What this task involves. Find each line with the word "插图等方法重点突破第二自然段的学习" and copy it.

Listed entries.
^^^^^^^^^^^^^^^^
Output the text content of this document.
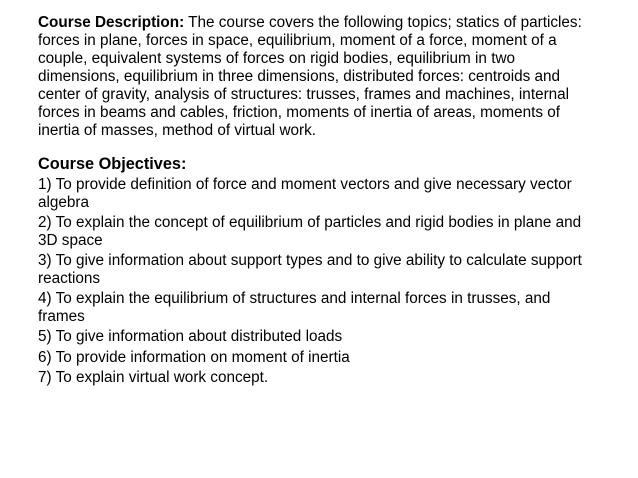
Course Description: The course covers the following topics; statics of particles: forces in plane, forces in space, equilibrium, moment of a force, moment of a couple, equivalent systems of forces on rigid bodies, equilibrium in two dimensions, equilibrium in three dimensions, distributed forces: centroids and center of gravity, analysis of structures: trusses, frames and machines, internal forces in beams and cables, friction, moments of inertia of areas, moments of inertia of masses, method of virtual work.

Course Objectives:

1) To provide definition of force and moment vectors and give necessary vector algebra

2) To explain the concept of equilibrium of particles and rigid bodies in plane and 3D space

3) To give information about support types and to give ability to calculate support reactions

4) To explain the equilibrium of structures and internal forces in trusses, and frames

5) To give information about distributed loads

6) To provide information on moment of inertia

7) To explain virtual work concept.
^^^^^^^^^^^^^^^^
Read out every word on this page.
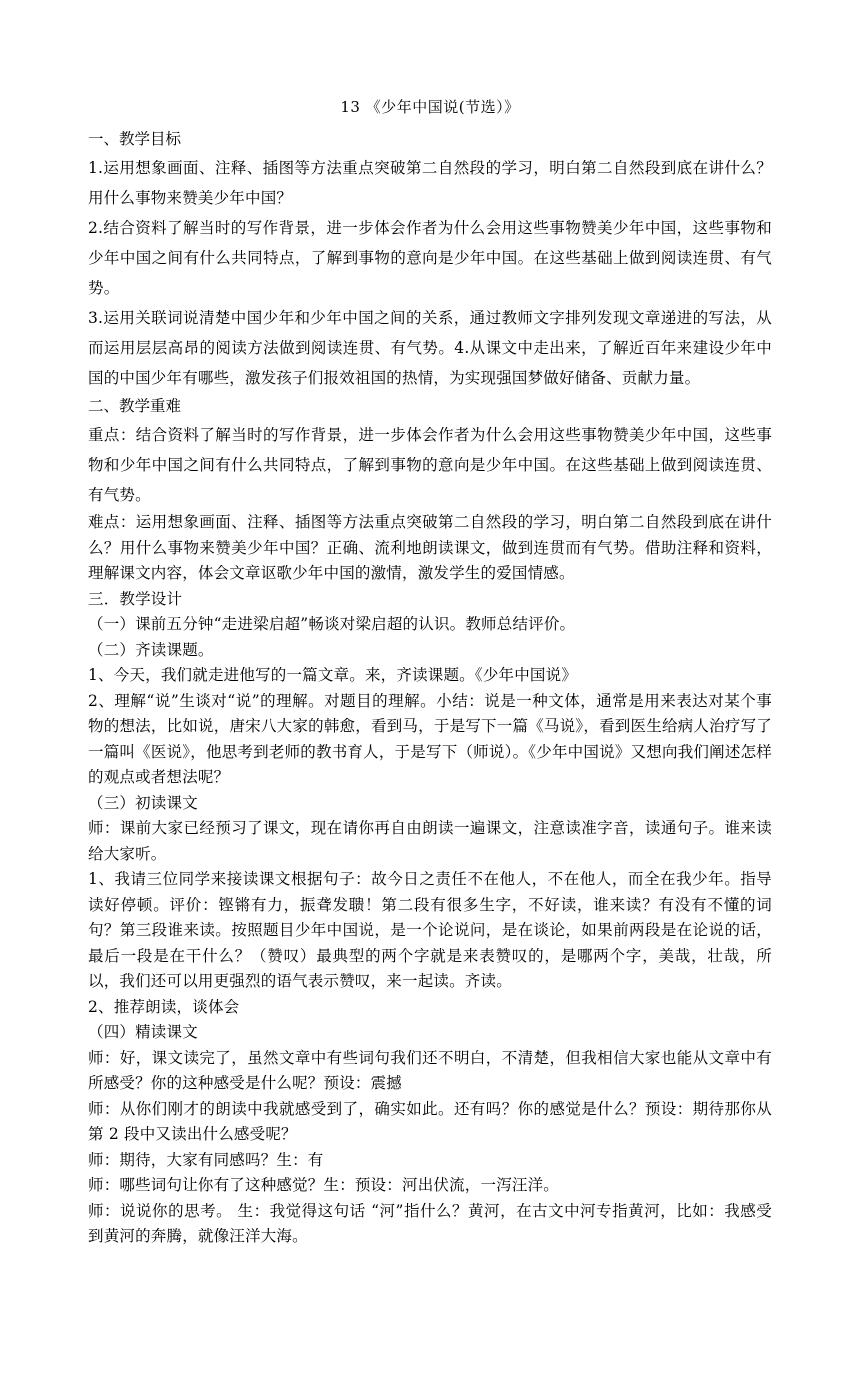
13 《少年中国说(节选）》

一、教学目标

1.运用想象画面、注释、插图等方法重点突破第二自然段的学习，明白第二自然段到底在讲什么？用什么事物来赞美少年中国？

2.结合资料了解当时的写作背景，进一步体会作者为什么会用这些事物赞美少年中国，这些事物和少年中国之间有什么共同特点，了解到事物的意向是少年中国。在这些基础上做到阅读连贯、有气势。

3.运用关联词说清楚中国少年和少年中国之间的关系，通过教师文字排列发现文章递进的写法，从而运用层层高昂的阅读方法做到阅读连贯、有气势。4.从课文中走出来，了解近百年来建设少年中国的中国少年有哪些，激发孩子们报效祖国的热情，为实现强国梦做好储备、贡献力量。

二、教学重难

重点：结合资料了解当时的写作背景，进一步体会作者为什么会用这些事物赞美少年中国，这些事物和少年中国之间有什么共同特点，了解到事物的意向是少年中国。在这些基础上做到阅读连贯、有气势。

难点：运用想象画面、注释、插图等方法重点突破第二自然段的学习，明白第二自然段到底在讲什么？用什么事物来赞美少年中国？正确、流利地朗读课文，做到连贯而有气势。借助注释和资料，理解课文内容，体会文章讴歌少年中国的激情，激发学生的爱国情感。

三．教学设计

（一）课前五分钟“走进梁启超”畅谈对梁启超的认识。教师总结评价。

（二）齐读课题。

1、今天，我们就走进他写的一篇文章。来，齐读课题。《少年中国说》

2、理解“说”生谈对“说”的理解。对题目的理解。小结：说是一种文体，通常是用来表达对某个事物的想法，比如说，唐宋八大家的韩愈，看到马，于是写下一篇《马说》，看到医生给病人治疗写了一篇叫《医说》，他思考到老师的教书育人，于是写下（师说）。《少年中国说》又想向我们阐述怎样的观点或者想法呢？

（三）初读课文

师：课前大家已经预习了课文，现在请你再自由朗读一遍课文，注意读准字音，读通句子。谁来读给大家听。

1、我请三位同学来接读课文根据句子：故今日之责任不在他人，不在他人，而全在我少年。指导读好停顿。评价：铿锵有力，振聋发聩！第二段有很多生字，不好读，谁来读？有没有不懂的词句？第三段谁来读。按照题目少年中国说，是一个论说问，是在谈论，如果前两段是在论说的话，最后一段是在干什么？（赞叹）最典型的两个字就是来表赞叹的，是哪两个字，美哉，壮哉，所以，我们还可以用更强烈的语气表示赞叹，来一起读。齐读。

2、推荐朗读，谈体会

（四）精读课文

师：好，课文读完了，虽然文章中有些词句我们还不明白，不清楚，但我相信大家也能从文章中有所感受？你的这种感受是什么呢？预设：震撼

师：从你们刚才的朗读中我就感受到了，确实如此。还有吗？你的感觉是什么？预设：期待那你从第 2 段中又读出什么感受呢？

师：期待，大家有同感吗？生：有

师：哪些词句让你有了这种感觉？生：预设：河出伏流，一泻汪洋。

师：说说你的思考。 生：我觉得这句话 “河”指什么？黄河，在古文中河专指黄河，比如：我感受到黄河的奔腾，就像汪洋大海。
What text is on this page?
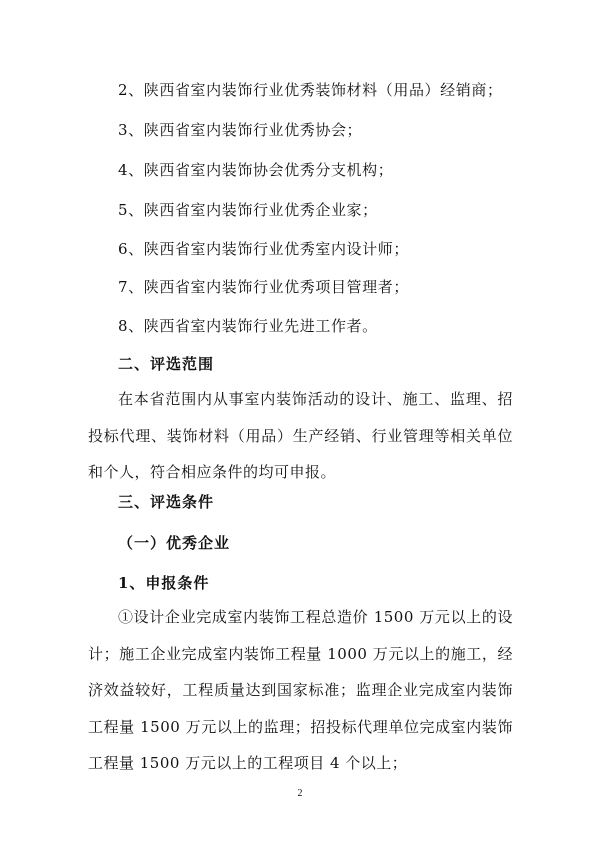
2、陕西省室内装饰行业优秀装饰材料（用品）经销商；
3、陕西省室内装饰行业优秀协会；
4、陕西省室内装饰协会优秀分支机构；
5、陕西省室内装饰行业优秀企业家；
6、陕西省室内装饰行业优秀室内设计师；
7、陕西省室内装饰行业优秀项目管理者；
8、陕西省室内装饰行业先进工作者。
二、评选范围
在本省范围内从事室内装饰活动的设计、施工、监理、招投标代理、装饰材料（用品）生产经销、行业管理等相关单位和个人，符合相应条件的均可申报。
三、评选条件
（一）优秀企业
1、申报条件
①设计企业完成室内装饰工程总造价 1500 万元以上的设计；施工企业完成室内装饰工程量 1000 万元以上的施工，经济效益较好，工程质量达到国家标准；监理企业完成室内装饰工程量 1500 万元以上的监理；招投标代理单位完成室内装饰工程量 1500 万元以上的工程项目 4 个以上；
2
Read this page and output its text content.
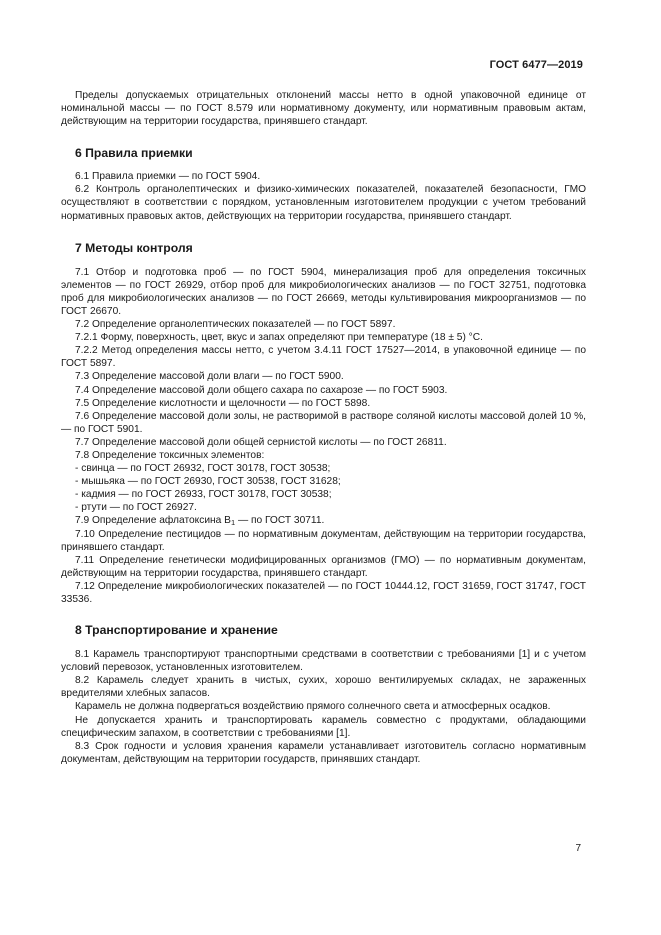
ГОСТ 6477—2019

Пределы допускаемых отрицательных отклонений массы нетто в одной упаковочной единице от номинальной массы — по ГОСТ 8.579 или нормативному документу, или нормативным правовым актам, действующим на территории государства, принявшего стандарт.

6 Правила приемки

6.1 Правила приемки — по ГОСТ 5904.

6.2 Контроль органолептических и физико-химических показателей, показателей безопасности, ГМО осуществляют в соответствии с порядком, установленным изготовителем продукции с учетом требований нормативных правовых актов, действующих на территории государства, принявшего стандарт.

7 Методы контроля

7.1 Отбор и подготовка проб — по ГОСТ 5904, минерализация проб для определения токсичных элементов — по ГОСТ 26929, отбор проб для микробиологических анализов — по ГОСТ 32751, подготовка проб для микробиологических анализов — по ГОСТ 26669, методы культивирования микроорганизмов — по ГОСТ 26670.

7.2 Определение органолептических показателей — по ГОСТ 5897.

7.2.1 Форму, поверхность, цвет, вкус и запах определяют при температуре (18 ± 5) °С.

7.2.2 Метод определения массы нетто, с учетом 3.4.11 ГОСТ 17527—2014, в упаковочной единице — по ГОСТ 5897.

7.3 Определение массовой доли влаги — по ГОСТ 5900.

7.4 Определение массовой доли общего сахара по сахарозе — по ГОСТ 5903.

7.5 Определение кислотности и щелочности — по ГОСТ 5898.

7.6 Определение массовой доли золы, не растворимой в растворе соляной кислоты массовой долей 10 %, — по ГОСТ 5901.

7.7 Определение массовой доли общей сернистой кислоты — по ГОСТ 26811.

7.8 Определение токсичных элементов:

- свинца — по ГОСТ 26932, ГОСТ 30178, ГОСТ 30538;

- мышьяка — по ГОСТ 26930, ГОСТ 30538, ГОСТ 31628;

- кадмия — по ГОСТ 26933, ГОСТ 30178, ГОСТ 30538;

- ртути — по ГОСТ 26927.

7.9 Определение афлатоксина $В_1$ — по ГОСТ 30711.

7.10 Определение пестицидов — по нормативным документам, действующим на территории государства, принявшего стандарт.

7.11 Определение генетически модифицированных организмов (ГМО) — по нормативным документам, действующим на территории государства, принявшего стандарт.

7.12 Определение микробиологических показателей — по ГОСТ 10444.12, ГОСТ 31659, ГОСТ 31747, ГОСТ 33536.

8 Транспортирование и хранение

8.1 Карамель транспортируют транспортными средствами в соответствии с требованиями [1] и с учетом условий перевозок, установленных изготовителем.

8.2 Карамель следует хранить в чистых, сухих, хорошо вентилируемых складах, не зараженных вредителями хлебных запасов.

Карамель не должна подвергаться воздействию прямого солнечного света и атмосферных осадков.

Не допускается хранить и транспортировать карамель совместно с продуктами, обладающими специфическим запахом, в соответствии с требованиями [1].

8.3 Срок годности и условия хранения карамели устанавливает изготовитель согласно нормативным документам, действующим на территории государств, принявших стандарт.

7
^^^^^^^^^^^^^^^^
The result.
1.运用想象画面、注释、插图等方法重点突破第二自然段的学习，明白第二自然段到底在讲什么？用什么事物来赞美少年中国？
难点：运用想象画面、注释、插图等方法重点突破第二自然段的学习，明白第二自然段到底在讲什么？用什么事物来赞美少年中国？正确、流利地朗读课文，做到连贯而有气势。借助注释和资料，理解课文内容，体会文章讴歌少年中国的激情，激发学生的爱国情感。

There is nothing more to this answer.